Given instruction. List each line of the data in which the string "Aktivitas" appears.

┄┄┄┄┄┄

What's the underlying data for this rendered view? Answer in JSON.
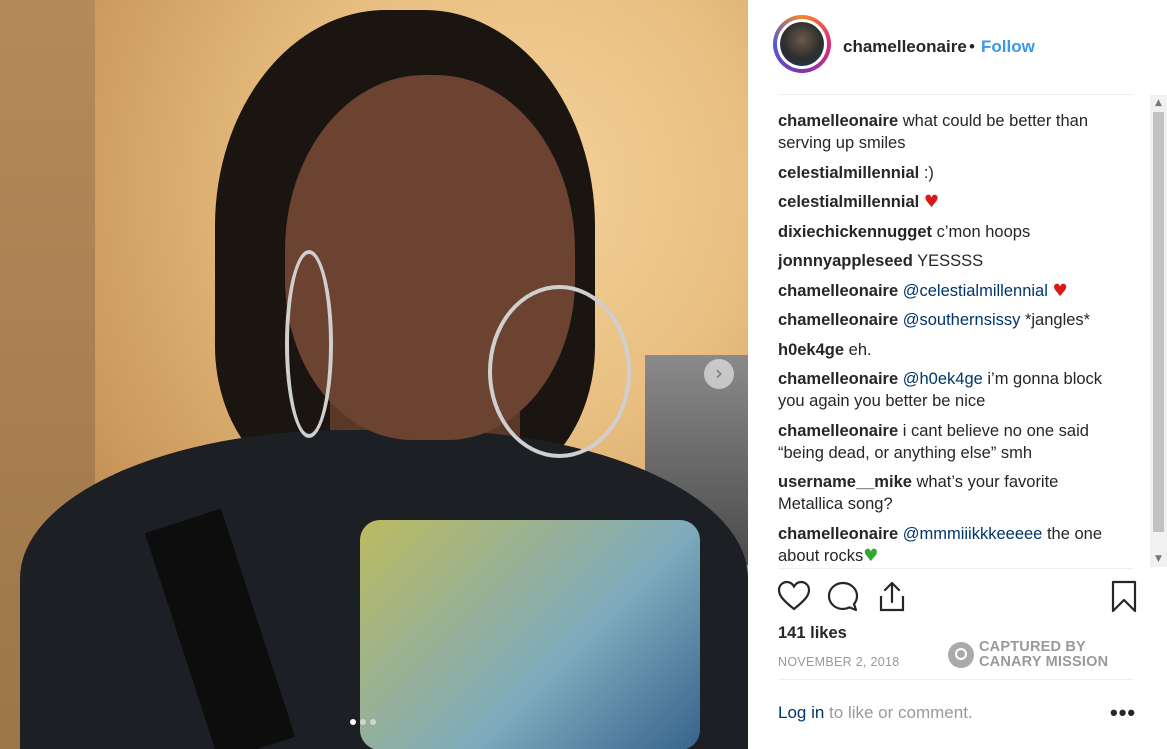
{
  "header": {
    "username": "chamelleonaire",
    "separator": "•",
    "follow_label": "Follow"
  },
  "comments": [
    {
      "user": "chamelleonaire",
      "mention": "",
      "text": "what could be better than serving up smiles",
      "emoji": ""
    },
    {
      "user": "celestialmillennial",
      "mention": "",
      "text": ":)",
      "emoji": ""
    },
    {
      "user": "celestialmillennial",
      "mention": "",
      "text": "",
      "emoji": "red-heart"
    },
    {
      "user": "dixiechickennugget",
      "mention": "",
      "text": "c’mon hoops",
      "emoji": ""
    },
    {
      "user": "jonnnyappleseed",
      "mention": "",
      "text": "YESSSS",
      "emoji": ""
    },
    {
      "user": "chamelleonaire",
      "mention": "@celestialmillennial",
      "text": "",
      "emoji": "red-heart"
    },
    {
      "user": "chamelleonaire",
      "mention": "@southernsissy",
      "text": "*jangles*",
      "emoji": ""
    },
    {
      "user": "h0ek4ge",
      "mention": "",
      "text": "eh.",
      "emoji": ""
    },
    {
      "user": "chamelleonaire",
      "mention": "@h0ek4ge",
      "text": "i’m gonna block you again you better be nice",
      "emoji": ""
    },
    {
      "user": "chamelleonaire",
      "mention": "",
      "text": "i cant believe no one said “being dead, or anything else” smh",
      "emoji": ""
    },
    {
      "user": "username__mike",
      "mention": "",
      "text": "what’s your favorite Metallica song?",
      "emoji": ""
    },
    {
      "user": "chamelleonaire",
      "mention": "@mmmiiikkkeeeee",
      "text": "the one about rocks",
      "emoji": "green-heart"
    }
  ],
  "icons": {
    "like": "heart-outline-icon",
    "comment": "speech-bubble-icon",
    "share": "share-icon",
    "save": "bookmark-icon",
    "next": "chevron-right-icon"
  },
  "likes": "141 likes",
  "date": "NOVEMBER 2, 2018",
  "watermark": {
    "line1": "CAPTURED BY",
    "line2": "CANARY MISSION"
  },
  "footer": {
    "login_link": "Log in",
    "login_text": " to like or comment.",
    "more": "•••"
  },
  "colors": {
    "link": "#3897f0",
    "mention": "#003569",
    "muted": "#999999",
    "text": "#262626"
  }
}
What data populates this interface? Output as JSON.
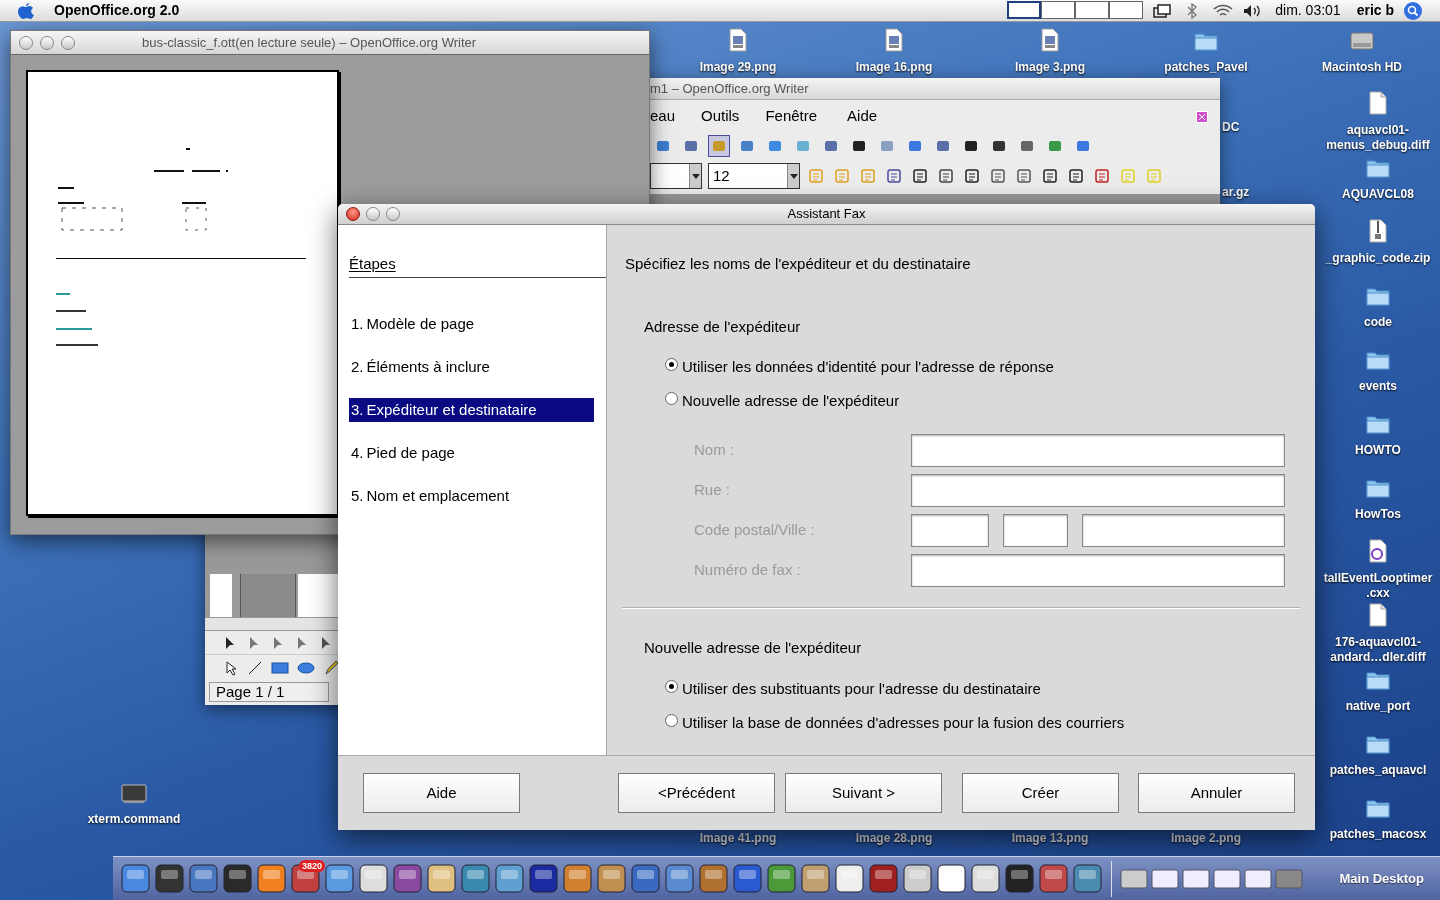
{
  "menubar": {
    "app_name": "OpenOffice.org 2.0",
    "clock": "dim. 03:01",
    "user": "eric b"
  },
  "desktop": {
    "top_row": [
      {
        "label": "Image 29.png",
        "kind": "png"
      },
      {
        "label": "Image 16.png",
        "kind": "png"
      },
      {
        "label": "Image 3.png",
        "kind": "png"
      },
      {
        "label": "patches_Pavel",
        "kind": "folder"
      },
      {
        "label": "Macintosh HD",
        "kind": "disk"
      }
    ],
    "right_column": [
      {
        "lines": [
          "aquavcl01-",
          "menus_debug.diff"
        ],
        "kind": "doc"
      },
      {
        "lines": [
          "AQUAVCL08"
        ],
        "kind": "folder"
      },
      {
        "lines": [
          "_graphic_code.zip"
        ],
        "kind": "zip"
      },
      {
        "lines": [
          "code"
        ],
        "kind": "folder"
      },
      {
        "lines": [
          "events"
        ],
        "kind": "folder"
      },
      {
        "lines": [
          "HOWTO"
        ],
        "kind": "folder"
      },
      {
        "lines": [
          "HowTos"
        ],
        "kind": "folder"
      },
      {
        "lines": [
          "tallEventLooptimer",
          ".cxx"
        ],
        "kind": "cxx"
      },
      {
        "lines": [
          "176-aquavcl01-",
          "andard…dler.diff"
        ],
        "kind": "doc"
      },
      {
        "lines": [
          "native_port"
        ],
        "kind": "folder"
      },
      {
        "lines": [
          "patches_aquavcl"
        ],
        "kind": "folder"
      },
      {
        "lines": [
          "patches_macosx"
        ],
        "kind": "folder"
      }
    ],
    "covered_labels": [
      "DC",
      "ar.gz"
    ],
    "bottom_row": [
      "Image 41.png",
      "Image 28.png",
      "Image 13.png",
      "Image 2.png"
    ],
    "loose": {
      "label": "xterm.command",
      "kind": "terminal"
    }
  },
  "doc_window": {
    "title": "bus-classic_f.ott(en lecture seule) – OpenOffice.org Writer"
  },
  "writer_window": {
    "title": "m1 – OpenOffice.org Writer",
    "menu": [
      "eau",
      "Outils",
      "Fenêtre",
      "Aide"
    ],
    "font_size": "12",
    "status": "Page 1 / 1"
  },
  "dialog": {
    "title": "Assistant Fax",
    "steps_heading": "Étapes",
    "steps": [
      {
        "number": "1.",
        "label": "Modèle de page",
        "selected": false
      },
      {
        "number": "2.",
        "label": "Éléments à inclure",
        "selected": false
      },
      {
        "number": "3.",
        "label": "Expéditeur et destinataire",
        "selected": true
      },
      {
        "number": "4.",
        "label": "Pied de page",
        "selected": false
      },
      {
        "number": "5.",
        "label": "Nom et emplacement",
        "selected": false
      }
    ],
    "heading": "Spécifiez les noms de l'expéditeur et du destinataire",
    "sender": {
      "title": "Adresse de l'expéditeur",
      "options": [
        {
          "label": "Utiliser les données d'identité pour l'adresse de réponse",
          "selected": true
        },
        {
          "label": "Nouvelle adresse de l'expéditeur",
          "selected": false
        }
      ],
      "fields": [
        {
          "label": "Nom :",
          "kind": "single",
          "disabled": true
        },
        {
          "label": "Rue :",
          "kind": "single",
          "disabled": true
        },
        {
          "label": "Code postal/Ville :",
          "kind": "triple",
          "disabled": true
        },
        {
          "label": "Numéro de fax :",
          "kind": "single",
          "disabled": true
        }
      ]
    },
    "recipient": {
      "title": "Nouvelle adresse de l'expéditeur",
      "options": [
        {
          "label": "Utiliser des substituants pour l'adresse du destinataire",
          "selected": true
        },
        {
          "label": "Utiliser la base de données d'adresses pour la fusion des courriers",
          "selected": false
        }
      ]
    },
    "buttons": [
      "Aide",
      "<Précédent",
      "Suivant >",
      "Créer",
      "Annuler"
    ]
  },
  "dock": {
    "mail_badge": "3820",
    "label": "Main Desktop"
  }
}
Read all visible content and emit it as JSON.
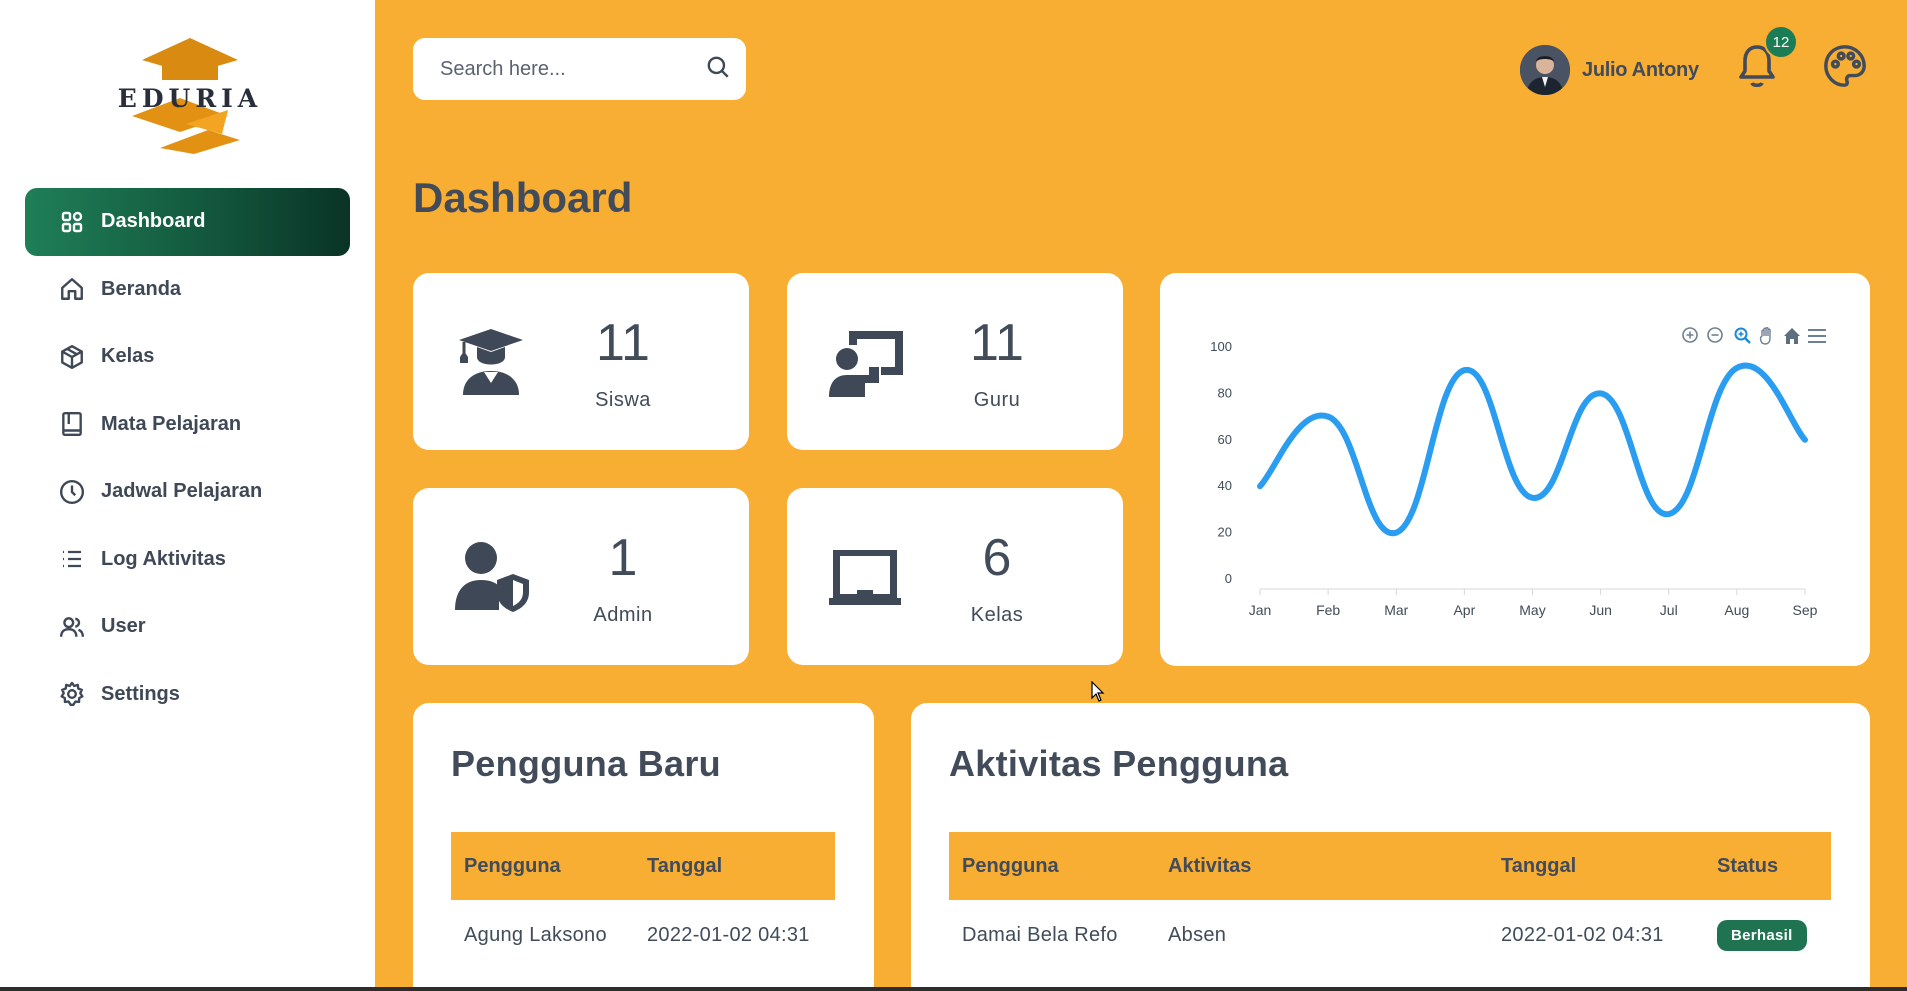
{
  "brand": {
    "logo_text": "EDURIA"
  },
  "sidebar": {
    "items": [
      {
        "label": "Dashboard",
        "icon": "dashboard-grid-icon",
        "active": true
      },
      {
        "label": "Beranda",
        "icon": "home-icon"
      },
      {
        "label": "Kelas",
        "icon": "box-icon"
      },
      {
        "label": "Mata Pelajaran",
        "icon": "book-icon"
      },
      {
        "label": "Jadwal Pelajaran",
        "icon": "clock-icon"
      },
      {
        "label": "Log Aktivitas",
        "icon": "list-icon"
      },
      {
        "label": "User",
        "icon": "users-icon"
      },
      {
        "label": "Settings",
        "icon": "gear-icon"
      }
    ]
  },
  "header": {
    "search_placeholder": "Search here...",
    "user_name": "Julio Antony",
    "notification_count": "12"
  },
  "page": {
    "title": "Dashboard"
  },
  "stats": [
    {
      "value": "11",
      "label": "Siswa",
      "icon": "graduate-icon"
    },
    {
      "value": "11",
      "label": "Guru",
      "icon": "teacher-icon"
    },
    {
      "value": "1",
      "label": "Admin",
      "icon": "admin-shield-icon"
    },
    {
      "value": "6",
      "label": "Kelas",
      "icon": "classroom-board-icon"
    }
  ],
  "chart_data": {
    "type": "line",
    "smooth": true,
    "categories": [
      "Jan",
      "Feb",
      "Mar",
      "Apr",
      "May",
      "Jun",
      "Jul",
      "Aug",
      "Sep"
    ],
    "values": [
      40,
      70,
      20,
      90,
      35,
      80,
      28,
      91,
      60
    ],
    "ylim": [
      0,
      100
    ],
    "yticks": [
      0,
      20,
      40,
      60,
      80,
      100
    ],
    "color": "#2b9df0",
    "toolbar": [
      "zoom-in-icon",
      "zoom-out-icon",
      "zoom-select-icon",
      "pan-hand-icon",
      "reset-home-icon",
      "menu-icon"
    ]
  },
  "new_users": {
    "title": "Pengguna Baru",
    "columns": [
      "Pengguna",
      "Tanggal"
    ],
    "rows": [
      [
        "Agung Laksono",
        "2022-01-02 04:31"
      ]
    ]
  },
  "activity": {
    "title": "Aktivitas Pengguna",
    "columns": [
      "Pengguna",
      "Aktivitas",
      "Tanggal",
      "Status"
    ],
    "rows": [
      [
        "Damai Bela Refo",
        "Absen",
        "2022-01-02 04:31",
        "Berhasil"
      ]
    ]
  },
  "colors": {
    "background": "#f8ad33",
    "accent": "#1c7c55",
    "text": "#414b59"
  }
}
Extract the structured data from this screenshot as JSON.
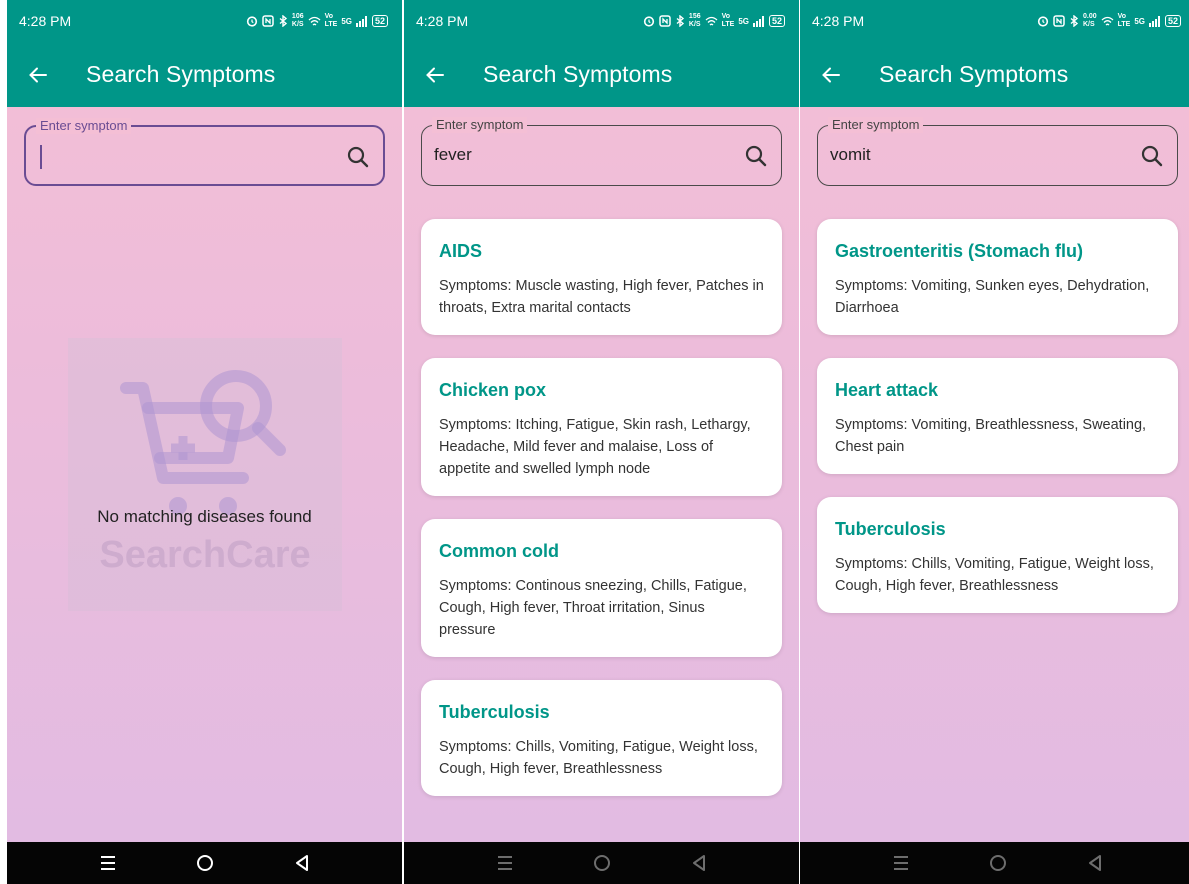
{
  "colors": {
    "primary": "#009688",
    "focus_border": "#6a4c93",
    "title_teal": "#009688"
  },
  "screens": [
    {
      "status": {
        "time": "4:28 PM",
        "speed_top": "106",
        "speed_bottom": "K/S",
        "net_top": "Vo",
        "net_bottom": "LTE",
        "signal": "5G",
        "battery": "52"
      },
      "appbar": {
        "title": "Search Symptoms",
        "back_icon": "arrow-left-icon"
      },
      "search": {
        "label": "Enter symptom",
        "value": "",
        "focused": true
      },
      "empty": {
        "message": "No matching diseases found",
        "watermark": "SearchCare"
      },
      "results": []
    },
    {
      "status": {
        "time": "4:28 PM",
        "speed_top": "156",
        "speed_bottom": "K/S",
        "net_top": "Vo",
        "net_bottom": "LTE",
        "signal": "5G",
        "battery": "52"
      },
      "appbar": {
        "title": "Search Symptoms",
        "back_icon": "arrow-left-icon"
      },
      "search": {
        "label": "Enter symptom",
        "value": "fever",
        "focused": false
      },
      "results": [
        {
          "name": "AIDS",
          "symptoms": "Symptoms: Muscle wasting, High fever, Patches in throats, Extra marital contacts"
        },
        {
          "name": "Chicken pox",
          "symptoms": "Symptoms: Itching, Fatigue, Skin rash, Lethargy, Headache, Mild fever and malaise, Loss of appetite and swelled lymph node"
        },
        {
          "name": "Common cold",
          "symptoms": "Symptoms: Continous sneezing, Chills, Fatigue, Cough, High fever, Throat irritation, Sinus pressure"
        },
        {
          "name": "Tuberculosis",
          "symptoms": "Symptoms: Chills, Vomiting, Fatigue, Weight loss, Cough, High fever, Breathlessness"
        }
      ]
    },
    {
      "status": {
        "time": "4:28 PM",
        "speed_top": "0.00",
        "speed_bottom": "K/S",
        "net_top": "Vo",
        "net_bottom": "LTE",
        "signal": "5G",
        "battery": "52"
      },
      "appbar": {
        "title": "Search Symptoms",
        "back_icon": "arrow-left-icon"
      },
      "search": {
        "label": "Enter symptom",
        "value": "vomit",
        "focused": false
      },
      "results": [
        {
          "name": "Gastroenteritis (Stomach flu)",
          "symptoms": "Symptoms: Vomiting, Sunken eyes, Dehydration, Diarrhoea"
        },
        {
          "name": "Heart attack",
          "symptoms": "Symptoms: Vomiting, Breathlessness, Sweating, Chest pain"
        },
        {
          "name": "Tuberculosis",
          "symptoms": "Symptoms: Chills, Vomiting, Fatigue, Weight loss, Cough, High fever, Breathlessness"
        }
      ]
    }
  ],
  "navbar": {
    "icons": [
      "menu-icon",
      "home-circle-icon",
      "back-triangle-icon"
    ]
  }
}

┄┄┄┄┄┄

Written solution.
        "label": "Log Aktivitas",
    "title": "Aktivitas Pengguna",
      "Aktivitas",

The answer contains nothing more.